DATA TO USE:
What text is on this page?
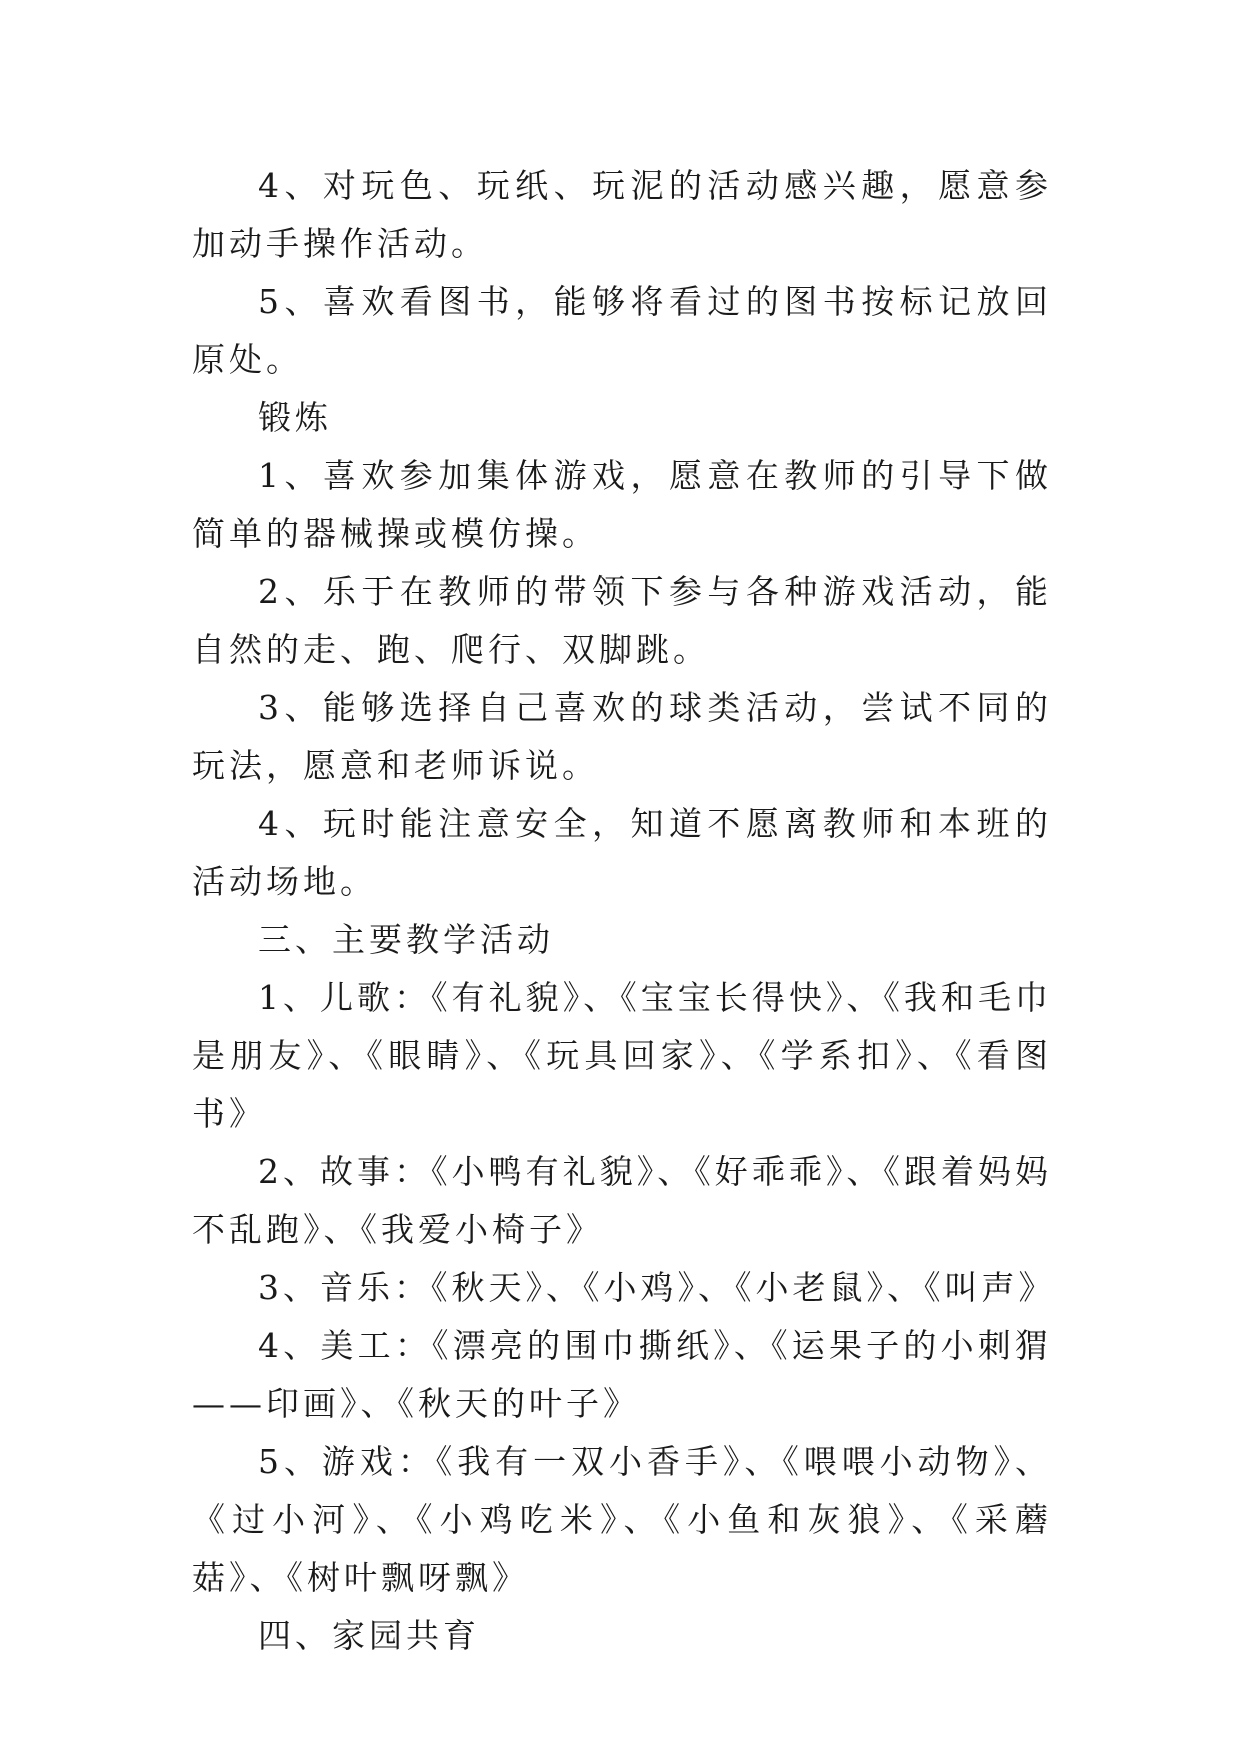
4、对玩色、玩纸、玩泥的活动感兴趣，愿意参加动手操作活动。

5、喜欢看图书，能够将看过的图书按标记放回原处。

锻炼

1、喜欢参加集体游戏，愿意在教师的引导下做简单的器械操或模仿操。

2、乐于在教师的带领下参与各种游戏活动，能自然的走、跑、爬行、双脚跳。

3、能够选择自己喜欢的球类活动，尝试不同的玩法，愿意和老师诉说。

4、玩时能注意安全，知道不愿离教师和本班的活动场地。

三、主要教学活动

1、儿歌：《有礼貌》、《宝宝长得快》、《我和毛巾是朋友》、《眼睛》、《玩具回家》、《学系扣》、《看图书》

2、故事：《小鸭有礼貌》、《好乖乖》、《跟着妈妈不乱跑》、《我爱小椅子》

3、音乐：《秋天》、《小鸡》、《小老鼠》、《叫声》

4、美工：《漂亮的围巾撕纸》、《运果子的小刺猬——印画》、《秋天的叶子》

5、游戏：《我有一双小香手》、《喂喂小动物》、《过小河》、《小鸡吃米》、《小鱼和灰狼》、《采蘑菇》、《树叶飘呀飘》

四、家园共育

WHAT TO PRODUCE: Retype every record above exactly as written, but leave out the pictures.

WRITTEN SOLUTION:
What text is on this page?
4、对玩色、玩纸、玩泥的活动感兴趣，愿意参加动手操作活动。

5、喜欢看图书，能够将看过的图书按标记放回原处。

锻炼

1、喜欢参加集体游戏，愿意在教师的引导下做简单的器械操或模仿操。

2、乐于在教师的带领下参与各种游戏活动，能自然的走、跑、爬行、双脚跳。

3、能够选择自己喜欢的球类活动，尝试不同的玩法，愿意和老师诉说。

4、玩时能注意安全，知道不愿离教师和本班的活动场地。

三、主要教学活动

1、儿歌：《有礼貌》、《宝宝长得快》、《我和毛巾是朋友》、《眼睛》、《玩具回家》、《学系扣》、《看图书》

2、故事：《小鸭有礼貌》、《好乖乖》、《跟着妈妈不乱跑》、《我爱小椅子》

3、音乐：《秋天》、《小鸡》、《小老鼠》、《叫声》

4、美工：《漂亮的围巾撕纸》、《运果子的小刺猬——印画》、《秋天的叶子》

5、游戏：《我有一双小香手》、《喂喂小动物》、《过小河》、《小鸡吃米》、《小鱼和灰狼》、《采蘑菇》、《树叶飘呀飘》

四、家园共育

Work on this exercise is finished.